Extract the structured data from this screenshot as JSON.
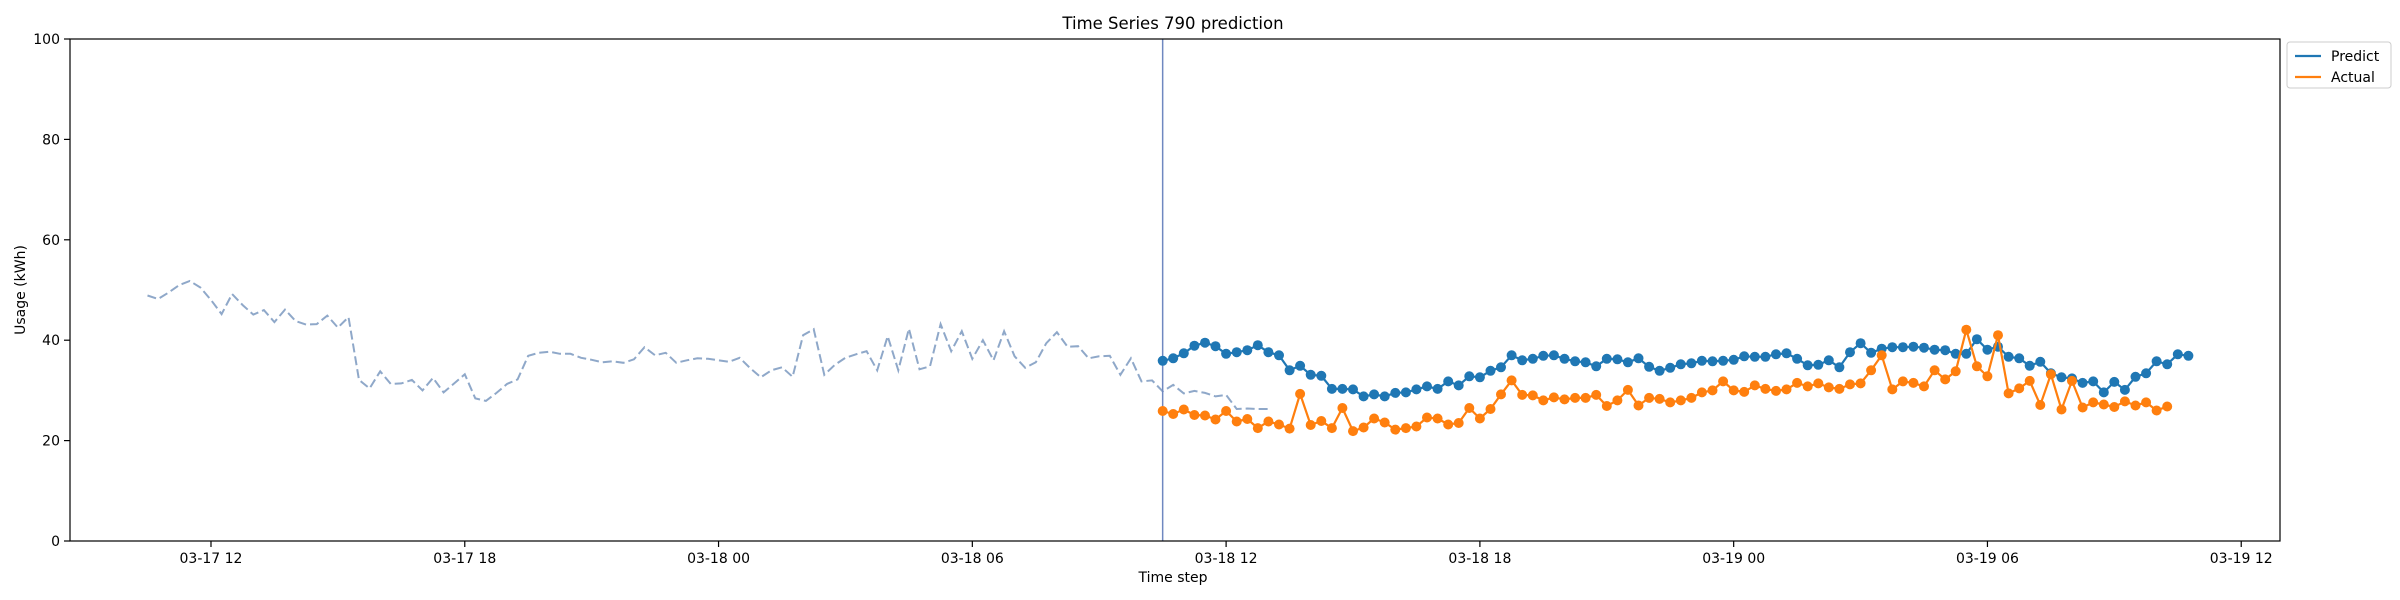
{
  "chart_data": {
    "type": "line",
    "title": "Time Series 790 prediction",
    "xlabel": "Time step",
    "ylabel": "Usage (kWh)",
    "ylim": [
      0,
      100
    ],
    "y_ticks": [
      0,
      20,
      40,
      60,
      80,
      100
    ],
    "xlim": [
      "03-17 08:40",
      "03-19 12:55"
    ],
    "x_ticks": [
      {
        "label": "03-17 12",
        "time": "03-17 12:00"
      },
      {
        "label": "03-17 18",
        "time": "03-17 18:00"
      },
      {
        "label": "03-18 00",
        "time": "03-18 00:00"
      },
      {
        "label": "03-18 06",
        "time": "03-18 06:00"
      },
      {
        "label": "03-18 12",
        "time": "03-18 12:00"
      },
      {
        "label": "03-18 18",
        "time": "03-18 18:00"
      },
      {
        "label": "03-19 00",
        "time": "03-19 00:00"
      },
      {
        "label": "03-19 06",
        "time": "03-19 06:00"
      },
      {
        "label": "03-19 12",
        "time": "03-19 12:00"
      }
    ],
    "grid": false,
    "legend_position": "top-right, outside plot",
    "forecast_start": "03-18 10:30",
    "history": {
      "start": "03-17 10:30",
      "interval_minutes": 15,
      "color": "#8fa8c9",
      "style": "dashed",
      "values": [
        48.9,
        48.2,
        49.5,
        51.0,
        51.8,
        50.5,
        48.0,
        45.2,
        49.2,
        47.0,
        45.1,
        46.0,
        43.6,
        46.1,
        43.8,
        43.1,
        43.2,
        44.9,
        42.5,
        44.6,
        32.1,
        30.4,
        33.8,
        31.3,
        31.4,
        32.1,
        30.0,
        32.5,
        29.6,
        31.4,
        33.2,
        28.4,
        27.9,
        29.5,
        31.3,
        32.2,
        36.9,
        37.5,
        37.7,
        37.3,
        37.3,
        36.5,
        36.1,
        35.6,
        35.8,
        35.5,
        36.2,
        38.6,
        37.0,
        37.5,
        35.5,
        36.0,
        36.4,
        36.3,
        36.0,
        35.7,
        36.5,
        34.4,
        32.6,
        34.0,
        34.6,
        32.7,
        41.0,
        42.2,
        33.1,
        35.1,
        36.5,
        37.2,
        37.8,
        34.0,
        40.8,
        34.0,
        42.3,
        34.2,
        34.8,
        43.2,
        37.8,
        41.8,
        36.3,
        40.0,
        36.0,
        41.8,
        36.8,
        34.5,
        35.6,
        39.4,
        41.6,
        38.7,
        38.8,
        36.4,
        36.8,
        36.9,
        33.1,
        36.4,
        31.8,
        32.0,
        29.8,
        31.1,
        29.4,
        29.9,
        29.5,
        28.8,
        29.1,
        26.3,
        26.4,
        26.3,
        26.3
      ]
    },
    "series": [
      {
        "name": "Predict",
        "color": "#1f77b4",
        "start": "03-18 10:30",
        "interval_minutes": 15,
        "values": [
          35.9,
          36.4,
          37.4,
          38.9,
          39.5,
          38.8,
          37.3,
          37.6,
          38.0,
          39.0,
          37.6,
          37.0,
          34.0,
          34.9,
          33.1,
          32.9,
          30.3,
          30.3,
          30.2,
          28.8,
          29.2,
          28.8,
          29.5,
          29.6,
          30.2,
          30.8,
          30.3,
          31.8,
          31.0,
          32.8,
          32.6,
          33.9,
          34.6,
          37.0,
          36.0,
          36.3,
          36.9,
          37.0,
          36.3,
          35.8,
          35.6,
          34.8,
          36.3,
          36.2,
          35.6,
          36.4,
          34.7,
          33.9,
          34.5,
          35.2,
          35.4,
          35.9,
          35.8,
          35.9,
          36.1,
          36.8,
          36.7,
          36.7,
          37.2,
          37.4,
          36.3,
          35.0,
          35.1,
          36.0,
          34.6,
          37.6,
          39.4,
          37.5,
          38.3,
          38.6,
          38.6,
          38.7,
          38.5,
          38.1,
          38.0,
          37.3,
          37.3,
          40.2,
          38.1,
          38.7,
          36.7,
          36.4,
          34.9,
          35.7,
          33.4,
          32.6,
          32.4,
          31.5,
          31.8,
          29.6,
          31.7,
          30.1,
          32.7,
          33.4,
          35.8,
          35.2,
          37.2,
          36.9
        ]
      },
      {
        "name": "Actual",
        "color": "#ff7f0e",
        "start": "03-18 10:30",
        "interval_minutes": 15,
        "values": [
          25.9,
          25.3,
          26.2,
          25.1,
          25.0,
          24.2,
          25.9,
          23.8,
          24.3,
          22.5,
          23.8,
          23.2,
          22.4,
          29.3,
          23.1,
          23.9,
          22.5,
          26.5,
          21.9,
          22.6,
          24.4,
          23.6,
          22.2,
          22.5,
          22.8,
          24.6,
          24.4,
          23.2,
          23.5,
          26.5,
          24.4,
          26.3,
          29.2,
          32.0,
          29.1,
          29.0,
          28.0,
          28.6,
          28.2,
          28.5,
          28.5,
          29.1,
          26.9,
          28.0,
          30.1,
          27.0,
          28.5,
          28.3,
          27.6,
          28.0,
          28.5,
          29.6,
          30.0,
          31.8,
          30.0,
          29.7,
          31.0,
          30.3,
          29.9,
          30.2,
          31.5,
          30.8,
          31.4,
          30.6,
          30.3,
          31.2,
          31.4,
          34.0,
          37.0,
          30.2,
          31.8,
          31.5,
          30.8,
          34.0,
          32.2,
          33.8,
          42.1,
          34.8,
          32.8,
          41.0,
          29.4,
          30.4,
          31.9,
          27.1,
          33.2,
          26.2,
          31.9,
          26.6,
          27.6,
          27.2,
          26.7,
          27.8,
          27.0,
          27.6,
          26.0,
          26.8
        ]
      }
    ]
  }
}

· · ·

WHAT THE TASK REQUIRES: Working from the material above, transcribe it exactly while omitting pictures.

RESULT:
Extract the structured data from this screenshot as JSON.
{
  "chart_data": {
    "type": "line",
    "title": "Time Series 790 prediction",
    "xlabel": "Time step",
    "ylabel": "Usage (kWh)",
    "ylim": [
      0,
      100
    ],
    "y_ticks": [
      0,
      20,
      40,
      60,
      80,
      100
    ],
    "xlim": [
      "03-17 08:40",
      "03-19 12:55"
    ],
    "x_ticks": [
      {
        "label": "03-17 12",
        "time": "03-17 12:00"
      },
      {
        "label": "03-17 18",
        "time": "03-17 18:00"
      },
      {
        "label": "03-18 00",
        "time": "03-18 00:00"
      },
      {
        "label": "03-18 06",
        "time": "03-18 06:00"
      },
      {
        "label": "03-18 12",
        "time": "03-18 12:00"
      },
      {
        "label": "03-18 18",
        "time": "03-18 18:00"
      },
      {
        "label": "03-19 00",
        "time": "03-19 00:00"
      },
      {
        "label": "03-19 06",
        "time": "03-19 06:00"
      },
      {
        "label": "03-19 12",
        "time": "03-19 12:00"
      }
    ],
    "grid": false,
    "legend_position": "top-right, outside plot",
    "forecast_start": "03-18 10:30",
    "history": {
      "start": "03-17 10:30",
      "interval_minutes": 15,
      "color": "#8fa8c9",
      "style": "dashed",
      "values": [
        48.9,
        48.2,
        49.5,
        51.0,
        51.8,
        50.5,
        48.0,
        45.2,
        49.2,
        47.0,
        45.1,
        46.0,
        43.6,
        46.1,
        43.8,
        43.1,
        43.2,
        44.9,
        42.5,
        44.6,
        32.1,
        30.4,
        33.8,
        31.3,
        31.4,
        32.1,
        30.0,
        32.5,
        29.6,
        31.4,
        33.2,
        28.4,
        27.9,
        29.5,
        31.3,
        32.2,
        36.9,
        37.5,
        37.7,
        37.3,
        37.3,
        36.5,
        36.1,
        35.6,
        35.8,
        35.5,
        36.2,
        38.6,
        37.0,
        37.5,
        35.5,
        36.0,
        36.4,
        36.3,
        36.0,
        35.7,
        36.5,
        34.4,
        32.6,
        34.0,
        34.6,
        32.7,
        41.0,
        42.2,
        33.1,
        35.1,
        36.5,
        37.2,
        37.8,
        34.0,
        40.8,
        34.0,
        42.3,
        34.2,
        34.8,
        43.2,
        37.8,
        41.8,
        36.3,
        40.0,
        36.0,
        41.8,
        36.8,
        34.5,
        35.6,
        39.4,
        41.6,
        38.7,
        38.8,
        36.4,
        36.8,
        36.9,
        33.1,
        36.4,
        31.8,
        32.0,
        29.8,
        31.1,
        29.4,
        29.9,
        29.5,
        28.8,
        29.1,
        26.3,
        26.4,
        26.3,
        26.3
      ]
    },
    "series": [
      {
        "name": "Predict",
        "color": "#1f77b4",
        "start": "03-18 10:30",
        "interval_minutes": 15,
        "values": [
          35.9,
          36.4,
          37.4,
          38.9,
          39.5,
          38.8,
          37.3,
          37.6,
          38.0,
          39.0,
          37.6,
          37.0,
          34.0,
          34.9,
          33.1,
          32.9,
          30.3,
          30.3,
          30.2,
          28.8,
          29.2,
          28.8,
          29.5,
          29.6,
          30.2,
          30.8,
          30.3,
          31.8,
          31.0,
          32.8,
          32.6,
          33.9,
          34.6,
          37.0,
          36.0,
          36.3,
          36.9,
          37.0,
          36.3,
          35.8,
          35.6,
          34.8,
          36.3,
          36.2,
          35.6,
          36.4,
          34.7,
          33.9,
          34.5,
          35.2,
          35.4,
          35.9,
          35.8,
          35.9,
          36.1,
          36.8,
          36.7,
          36.7,
          37.2,
          37.4,
          36.3,
          35.0,
          35.1,
          36.0,
          34.6,
          37.6,
          39.4,
          37.5,
          38.3,
          38.6,
          38.6,
          38.7,
          38.5,
          38.1,
          38.0,
          37.3,
          37.3,
          40.2,
          38.1,
          38.7,
          36.7,
          36.4,
          34.9,
          35.7,
          33.4,
          32.6,
          32.4,
          31.5,
          31.8,
          29.6,
          31.7,
          30.1,
          32.7,
          33.4,
          35.8,
          35.2,
          37.2,
          36.9
        ]
      },
      {
        "name": "Actual",
        "color": "#ff7f0e",
        "start": "03-18 10:30",
        "interval_minutes": 15,
        "values": [
          25.9,
          25.3,
          26.2,
          25.1,
          25.0,
          24.2,
          25.9,
          23.8,
          24.3,
          22.5,
          23.8,
          23.2,
          22.4,
          29.3,
          23.1,
          23.9,
          22.5,
          26.5,
          21.9,
          22.6,
          24.4,
          23.6,
          22.2,
          22.5,
          22.8,
          24.6,
          24.4,
          23.2,
          23.5,
          26.5,
          24.4,
          26.3,
          29.2,
          32.0,
          29.1,
          29.0,
          28.0,
          28.6,
          28.2,
          28.5,
          28.5,
          29.1,
          26.9,
          28.0,
          30.1,
          27.0,
          28.5,
          28.3,
          27.6,
          28.0,
          28.5,
          29.6,
          30.0,
          31.8,
          30.0,
          29.7,
          31.0,
          30.3,
          29.9,
          30.2,
          31.5,
          30.8,
          31.4,
          30.6,
          30.3,
          31.2,
          31.4,
          34.0,
          37.0,
          30.2,
          31.8,
          31.5,
          30.8,
          34.0,
          32.2,
          33.8,
          42.1,
          34.8,
          32.8,
          41.0,
          29.4,
          30.4,
          31.9,
          27.1,
          33.2,
          26.2,
          31.9,
          26.6,
          27.6,
          27.2,
          26.7,
          27.8,
          27.0,
          27.6,
          26.0,
          26.8
        ]
      }
    ]
  }
}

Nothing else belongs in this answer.